### Raw data
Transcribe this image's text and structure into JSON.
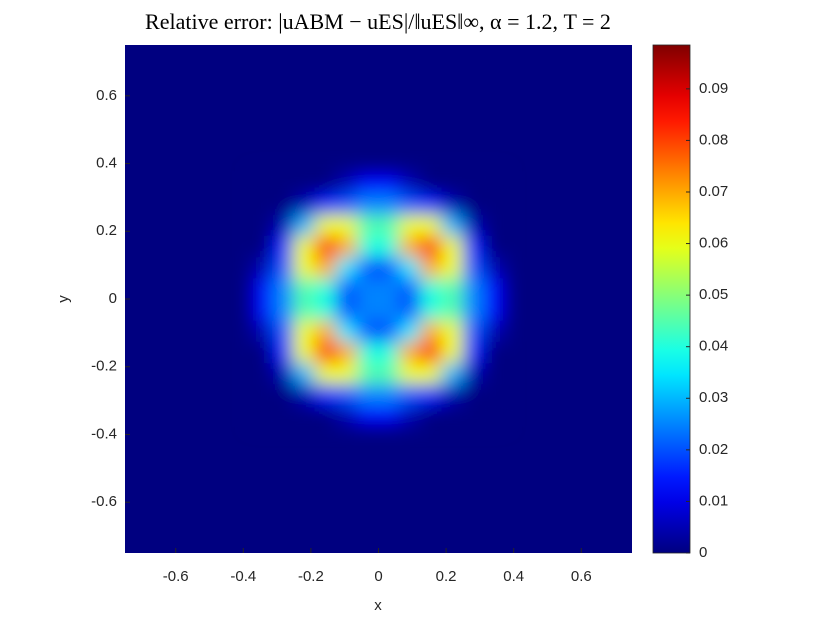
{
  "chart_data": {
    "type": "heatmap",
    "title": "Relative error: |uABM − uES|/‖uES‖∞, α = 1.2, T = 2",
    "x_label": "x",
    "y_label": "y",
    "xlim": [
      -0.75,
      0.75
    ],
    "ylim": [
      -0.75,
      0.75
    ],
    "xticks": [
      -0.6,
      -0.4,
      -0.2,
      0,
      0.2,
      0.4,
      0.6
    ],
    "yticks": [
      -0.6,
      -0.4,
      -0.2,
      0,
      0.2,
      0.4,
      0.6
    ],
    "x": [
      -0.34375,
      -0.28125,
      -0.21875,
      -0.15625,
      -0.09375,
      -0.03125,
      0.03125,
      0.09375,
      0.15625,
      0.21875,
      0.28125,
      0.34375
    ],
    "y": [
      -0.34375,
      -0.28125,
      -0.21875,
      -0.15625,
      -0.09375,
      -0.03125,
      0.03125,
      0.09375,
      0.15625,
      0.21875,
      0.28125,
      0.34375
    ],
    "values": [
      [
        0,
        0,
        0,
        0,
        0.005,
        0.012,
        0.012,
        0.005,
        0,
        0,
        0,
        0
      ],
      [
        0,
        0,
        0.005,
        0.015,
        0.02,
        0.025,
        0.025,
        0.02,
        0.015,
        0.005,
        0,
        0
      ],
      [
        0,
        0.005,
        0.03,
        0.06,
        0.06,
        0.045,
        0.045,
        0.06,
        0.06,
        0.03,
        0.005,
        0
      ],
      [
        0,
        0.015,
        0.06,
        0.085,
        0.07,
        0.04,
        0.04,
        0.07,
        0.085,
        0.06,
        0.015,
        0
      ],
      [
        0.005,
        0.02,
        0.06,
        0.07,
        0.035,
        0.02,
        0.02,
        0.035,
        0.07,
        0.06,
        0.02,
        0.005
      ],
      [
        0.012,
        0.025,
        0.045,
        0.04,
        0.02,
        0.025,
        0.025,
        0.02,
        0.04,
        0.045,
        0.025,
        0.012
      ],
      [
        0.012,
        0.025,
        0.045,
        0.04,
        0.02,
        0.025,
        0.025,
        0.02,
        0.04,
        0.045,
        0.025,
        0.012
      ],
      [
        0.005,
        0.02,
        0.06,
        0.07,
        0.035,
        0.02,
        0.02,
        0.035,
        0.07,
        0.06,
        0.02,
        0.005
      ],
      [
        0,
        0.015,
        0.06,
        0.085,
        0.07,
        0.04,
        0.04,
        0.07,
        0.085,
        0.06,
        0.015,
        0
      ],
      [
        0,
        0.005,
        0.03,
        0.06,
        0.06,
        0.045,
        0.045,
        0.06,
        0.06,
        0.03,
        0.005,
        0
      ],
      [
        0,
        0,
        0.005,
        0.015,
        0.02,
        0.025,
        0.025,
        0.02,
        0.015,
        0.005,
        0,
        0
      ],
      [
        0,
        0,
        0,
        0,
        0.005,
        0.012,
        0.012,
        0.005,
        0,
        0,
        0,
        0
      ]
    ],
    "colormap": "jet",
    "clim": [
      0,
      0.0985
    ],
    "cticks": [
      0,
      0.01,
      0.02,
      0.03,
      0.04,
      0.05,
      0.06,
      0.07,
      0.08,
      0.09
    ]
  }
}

### Job
Copy the listing word for word, excluding its pictures.

### Task answer
Transcribe this image's text and structure into JSON.
{
  "chart_data": {
    "type": "heatmap",
    "title": "Relative error: |uABM − uES|/‖uES‖∞, α = 1.2, T = 2",
    "x_label": "x",
    "y_label": "y",
    "xlim": [
      -0.75,
      0.75
    ],
    "ylim": [
      -0.75,
      0.75
    ],
    "xticks": [
      -0.6,
      -0.4,
      -0.2,
      0,
      0.2,
      0.4,
      0.6
    ],
    "yticks": [
      -0.6,
      -0.4,
      -0.2,
      0,
      0.2,
      0.4,
      0.6
    ],
    "x": [
      -0.34375,
      -0.28125,
      -0.21875,
      -0.15625,
      -0.09375,
      -0.03125,
      0.03125,
      0.09375,
      0.15625,
      0.21875,
      0.28125,
      0.34375
    ],
    "y": [
      -0.34375,
      -0.28125,
      -0.21875,
      -0.15625,
      -0.09375,
      -0.03125,
      0.03125,
      0.09375,
      0.15625,
      0.21875,
      0.28125,
      0.34375
    ],
    "values": [
      [
        0,
        0,
        0,
        0,
        0.005,
        0.012,
        0.012,
        0.005,
        0,
        0,
        0,
        0
      ],
      [
        0,
        0,
        0.005,
        0.015,
        0.02,
        0.025,
        0.025,
        0.02,
        0.015,
        0.005,
        0,
        0
      ],
      [
        0,
        0.005,
        0.03,
        0.06,
        0.06,
        0.045,
        0.045,
        0.06,
        0.06,
        0.03,
        0.005,
        0
      ],
      [
        0,
        0.015,
        0.06,
        0.085,
        0.07,
        0.04,
        0.04,
        0.07,
        0.085,
        0.06,
        0.015,
        0
      ],
      [
        0.005,
        0.02,
        0.06,
        0.07,
        0.035,
        0.02,
        0.02,
        0.035,
        0.07,
        0.06,
        0.02,
        0.005
      ],
      [
        0.012,
        0.025,
        0.045,
        0.04,
        0.02,
        0.025,
        0.025,
        0.02,
        0.04,
        0.045,
        0.025,
        0.012
      ],
      [
        0.012,
        0.025,
        0.045,
        0.04,
        0.02,
        0.025,
        0.025,
        0.02,
        0.04,
        0.045,
        0.025,
        0.012
      ],
      [
        0.005,
        0.02,
        0.06,
        0.07,
        0.035,
        0.02,
        0.02,
        0.035,
        0.07,
        0.06,
        0.02,
        0.005
      ],
      [
        0,
        0.015,
        0.06,
        0.085,
        0.07,
        0.04,
        0.04,
        0.07,
        0.085,
        0.06,
        0.015,
        0
      ],
      [
        0,
        0.005,
        0.03,
        0.06,
        0.06,
        0.045,
        0.045,
        0.06,
        0.06,
        0.03,
        0.005,
        0
      ],
      [
        0,
        0,
        0.005,
        0.015,
        0.02,
        0.025,
        0.025,
        0.02,
        0.015,
        0.005,
        0,
        0
      ],
      [
        0,
        0,
        0,
        0,
        0.005,
        0.012,
        0.012,
        0.005,
        0,
        0,
        0,
        0
      ]
    ],
    "colormap": "jet",
    "clim": [
      0,
      0.0985
    ],
    "cticks": [
      0,
      0.01,
      0.02,
      0.03,
      0.04,
      0.05,
      0.06,
      0.07,
      0.08,
      0.09
    ]
  }
}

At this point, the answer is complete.